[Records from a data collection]
============================================================
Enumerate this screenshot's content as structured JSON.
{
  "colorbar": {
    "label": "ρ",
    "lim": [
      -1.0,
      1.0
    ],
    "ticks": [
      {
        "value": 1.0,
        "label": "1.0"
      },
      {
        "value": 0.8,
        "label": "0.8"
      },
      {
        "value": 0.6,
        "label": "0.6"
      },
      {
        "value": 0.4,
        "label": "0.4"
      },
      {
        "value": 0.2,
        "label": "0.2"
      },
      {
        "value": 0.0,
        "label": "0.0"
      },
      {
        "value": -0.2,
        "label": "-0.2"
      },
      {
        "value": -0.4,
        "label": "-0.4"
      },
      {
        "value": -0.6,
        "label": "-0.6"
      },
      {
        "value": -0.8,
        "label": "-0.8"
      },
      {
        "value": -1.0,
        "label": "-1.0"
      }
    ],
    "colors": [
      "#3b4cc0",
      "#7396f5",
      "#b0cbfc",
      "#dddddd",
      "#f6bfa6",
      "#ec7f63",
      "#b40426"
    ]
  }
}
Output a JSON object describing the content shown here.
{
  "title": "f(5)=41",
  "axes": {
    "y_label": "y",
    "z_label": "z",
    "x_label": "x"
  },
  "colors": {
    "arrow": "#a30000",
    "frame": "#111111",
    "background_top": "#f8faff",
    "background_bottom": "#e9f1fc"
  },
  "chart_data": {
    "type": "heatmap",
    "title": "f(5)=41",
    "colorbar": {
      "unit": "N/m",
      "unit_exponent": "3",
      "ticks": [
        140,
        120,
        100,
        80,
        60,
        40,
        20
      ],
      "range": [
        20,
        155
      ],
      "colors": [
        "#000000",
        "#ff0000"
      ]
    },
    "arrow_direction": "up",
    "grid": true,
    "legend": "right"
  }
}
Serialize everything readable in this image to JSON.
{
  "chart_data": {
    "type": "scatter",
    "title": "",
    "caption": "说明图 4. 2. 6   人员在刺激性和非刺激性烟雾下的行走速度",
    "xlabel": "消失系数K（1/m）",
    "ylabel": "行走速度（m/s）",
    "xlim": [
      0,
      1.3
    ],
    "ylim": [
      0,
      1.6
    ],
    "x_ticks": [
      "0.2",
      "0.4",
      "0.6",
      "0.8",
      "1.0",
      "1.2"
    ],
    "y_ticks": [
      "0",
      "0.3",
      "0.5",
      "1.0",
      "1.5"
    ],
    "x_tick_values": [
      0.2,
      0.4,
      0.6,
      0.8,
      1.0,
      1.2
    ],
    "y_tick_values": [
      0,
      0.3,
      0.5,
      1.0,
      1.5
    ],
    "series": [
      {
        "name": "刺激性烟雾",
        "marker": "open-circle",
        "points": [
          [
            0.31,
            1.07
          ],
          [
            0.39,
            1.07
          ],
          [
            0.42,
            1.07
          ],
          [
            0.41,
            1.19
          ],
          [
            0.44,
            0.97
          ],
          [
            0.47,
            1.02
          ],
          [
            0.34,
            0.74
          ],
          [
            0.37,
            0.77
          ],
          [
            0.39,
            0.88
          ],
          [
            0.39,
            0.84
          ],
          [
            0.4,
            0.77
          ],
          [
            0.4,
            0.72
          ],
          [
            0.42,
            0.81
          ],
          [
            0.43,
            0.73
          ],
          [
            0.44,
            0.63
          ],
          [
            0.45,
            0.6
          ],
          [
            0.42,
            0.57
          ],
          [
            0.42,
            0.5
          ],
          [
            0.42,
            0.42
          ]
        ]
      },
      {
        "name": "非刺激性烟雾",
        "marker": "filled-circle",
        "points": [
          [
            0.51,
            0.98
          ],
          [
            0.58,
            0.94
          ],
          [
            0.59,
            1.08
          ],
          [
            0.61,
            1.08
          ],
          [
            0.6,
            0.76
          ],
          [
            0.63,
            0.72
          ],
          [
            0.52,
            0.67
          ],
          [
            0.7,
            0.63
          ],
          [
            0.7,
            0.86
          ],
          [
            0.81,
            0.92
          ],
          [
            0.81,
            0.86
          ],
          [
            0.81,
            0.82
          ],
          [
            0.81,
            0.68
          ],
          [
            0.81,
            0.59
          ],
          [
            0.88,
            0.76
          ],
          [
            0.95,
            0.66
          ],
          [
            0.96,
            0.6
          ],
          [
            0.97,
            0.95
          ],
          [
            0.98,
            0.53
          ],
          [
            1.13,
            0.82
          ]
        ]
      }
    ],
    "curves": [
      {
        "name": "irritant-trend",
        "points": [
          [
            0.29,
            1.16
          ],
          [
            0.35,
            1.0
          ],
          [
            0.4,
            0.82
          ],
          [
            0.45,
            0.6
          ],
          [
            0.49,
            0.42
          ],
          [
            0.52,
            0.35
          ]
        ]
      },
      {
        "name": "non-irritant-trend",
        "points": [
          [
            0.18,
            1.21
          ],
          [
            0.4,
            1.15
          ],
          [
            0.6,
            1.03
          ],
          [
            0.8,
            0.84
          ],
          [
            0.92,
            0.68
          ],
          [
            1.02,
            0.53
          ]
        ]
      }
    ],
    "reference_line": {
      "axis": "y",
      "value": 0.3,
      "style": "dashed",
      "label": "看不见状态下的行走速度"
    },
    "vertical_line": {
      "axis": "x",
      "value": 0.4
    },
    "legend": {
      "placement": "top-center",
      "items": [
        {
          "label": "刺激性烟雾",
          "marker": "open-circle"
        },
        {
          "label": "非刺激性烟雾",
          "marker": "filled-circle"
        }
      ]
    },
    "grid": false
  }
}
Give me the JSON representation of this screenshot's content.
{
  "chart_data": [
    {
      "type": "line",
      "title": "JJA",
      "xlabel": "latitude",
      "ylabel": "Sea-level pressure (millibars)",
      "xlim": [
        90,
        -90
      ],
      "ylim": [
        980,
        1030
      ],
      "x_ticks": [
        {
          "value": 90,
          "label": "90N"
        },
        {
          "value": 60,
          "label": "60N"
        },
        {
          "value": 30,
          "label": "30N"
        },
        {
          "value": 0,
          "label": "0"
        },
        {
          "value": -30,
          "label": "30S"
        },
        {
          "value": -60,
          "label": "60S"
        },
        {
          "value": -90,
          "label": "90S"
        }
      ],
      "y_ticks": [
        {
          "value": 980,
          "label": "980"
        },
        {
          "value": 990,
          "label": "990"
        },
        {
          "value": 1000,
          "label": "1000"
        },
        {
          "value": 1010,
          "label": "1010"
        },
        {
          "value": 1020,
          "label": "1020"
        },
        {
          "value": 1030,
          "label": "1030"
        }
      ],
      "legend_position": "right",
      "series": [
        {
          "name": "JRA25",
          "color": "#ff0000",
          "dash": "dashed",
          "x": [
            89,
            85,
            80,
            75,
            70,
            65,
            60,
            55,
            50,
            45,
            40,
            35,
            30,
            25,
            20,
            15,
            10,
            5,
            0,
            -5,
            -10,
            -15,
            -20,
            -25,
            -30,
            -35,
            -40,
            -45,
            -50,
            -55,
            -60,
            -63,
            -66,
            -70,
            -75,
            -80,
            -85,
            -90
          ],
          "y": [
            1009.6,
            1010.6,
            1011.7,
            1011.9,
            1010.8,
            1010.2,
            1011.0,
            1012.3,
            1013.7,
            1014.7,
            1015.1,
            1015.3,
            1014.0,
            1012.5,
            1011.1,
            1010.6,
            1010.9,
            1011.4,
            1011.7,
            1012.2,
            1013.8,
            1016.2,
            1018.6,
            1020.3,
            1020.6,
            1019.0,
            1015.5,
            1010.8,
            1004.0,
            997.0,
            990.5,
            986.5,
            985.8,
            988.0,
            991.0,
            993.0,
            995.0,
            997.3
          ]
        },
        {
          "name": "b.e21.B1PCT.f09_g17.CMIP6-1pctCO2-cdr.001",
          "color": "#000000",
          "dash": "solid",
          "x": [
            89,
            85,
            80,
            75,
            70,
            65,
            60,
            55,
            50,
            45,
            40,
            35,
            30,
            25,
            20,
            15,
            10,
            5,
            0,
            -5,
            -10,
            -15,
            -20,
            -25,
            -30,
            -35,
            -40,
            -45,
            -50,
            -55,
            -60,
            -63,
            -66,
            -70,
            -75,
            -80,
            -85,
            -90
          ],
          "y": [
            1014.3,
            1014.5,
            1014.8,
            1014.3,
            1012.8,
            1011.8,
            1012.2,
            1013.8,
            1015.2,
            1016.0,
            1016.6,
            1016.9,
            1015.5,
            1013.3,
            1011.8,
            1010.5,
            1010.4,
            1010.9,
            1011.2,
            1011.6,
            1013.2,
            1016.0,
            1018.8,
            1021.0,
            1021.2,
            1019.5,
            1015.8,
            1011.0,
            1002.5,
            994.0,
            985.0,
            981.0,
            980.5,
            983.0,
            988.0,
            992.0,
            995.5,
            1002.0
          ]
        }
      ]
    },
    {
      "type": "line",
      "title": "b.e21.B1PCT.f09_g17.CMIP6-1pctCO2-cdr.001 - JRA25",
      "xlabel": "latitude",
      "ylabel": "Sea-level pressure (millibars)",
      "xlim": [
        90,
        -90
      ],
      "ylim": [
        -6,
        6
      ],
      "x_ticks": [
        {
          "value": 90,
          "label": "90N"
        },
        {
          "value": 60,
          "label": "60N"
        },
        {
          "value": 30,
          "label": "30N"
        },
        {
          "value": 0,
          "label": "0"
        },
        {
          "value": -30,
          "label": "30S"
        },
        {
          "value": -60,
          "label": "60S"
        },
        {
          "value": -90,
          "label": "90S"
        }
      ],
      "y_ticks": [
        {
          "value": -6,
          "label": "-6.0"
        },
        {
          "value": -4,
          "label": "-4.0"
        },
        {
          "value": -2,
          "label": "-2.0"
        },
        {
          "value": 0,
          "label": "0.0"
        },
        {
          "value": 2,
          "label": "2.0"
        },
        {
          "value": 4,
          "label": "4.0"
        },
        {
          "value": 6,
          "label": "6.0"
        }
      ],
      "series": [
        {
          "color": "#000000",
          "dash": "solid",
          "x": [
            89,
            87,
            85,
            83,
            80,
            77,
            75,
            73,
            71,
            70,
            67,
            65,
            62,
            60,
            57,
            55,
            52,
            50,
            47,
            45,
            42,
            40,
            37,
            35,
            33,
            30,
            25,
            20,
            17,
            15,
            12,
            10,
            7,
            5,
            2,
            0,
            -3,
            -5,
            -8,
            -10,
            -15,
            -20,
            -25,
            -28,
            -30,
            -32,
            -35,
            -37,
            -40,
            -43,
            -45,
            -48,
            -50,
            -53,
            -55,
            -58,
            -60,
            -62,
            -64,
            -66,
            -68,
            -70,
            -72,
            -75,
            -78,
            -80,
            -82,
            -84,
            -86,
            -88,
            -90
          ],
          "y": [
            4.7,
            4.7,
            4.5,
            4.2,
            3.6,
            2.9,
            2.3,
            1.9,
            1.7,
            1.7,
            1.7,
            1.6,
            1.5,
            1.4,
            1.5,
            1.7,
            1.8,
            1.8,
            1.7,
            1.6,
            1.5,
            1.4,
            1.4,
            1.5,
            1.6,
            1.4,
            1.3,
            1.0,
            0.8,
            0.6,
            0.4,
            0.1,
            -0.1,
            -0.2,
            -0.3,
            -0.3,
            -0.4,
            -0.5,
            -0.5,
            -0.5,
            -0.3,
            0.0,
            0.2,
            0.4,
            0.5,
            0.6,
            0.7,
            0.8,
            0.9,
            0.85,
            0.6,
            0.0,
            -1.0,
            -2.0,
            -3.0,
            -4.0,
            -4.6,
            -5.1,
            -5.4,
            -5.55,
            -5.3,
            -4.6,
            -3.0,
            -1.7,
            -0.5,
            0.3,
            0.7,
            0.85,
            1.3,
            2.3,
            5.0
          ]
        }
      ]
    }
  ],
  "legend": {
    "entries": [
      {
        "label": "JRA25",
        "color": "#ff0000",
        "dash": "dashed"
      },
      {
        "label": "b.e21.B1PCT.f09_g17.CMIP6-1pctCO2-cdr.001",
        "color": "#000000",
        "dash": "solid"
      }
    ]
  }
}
============================================================
Check each line above for the word "trend" and give the number of lines that have it, nothing else.

2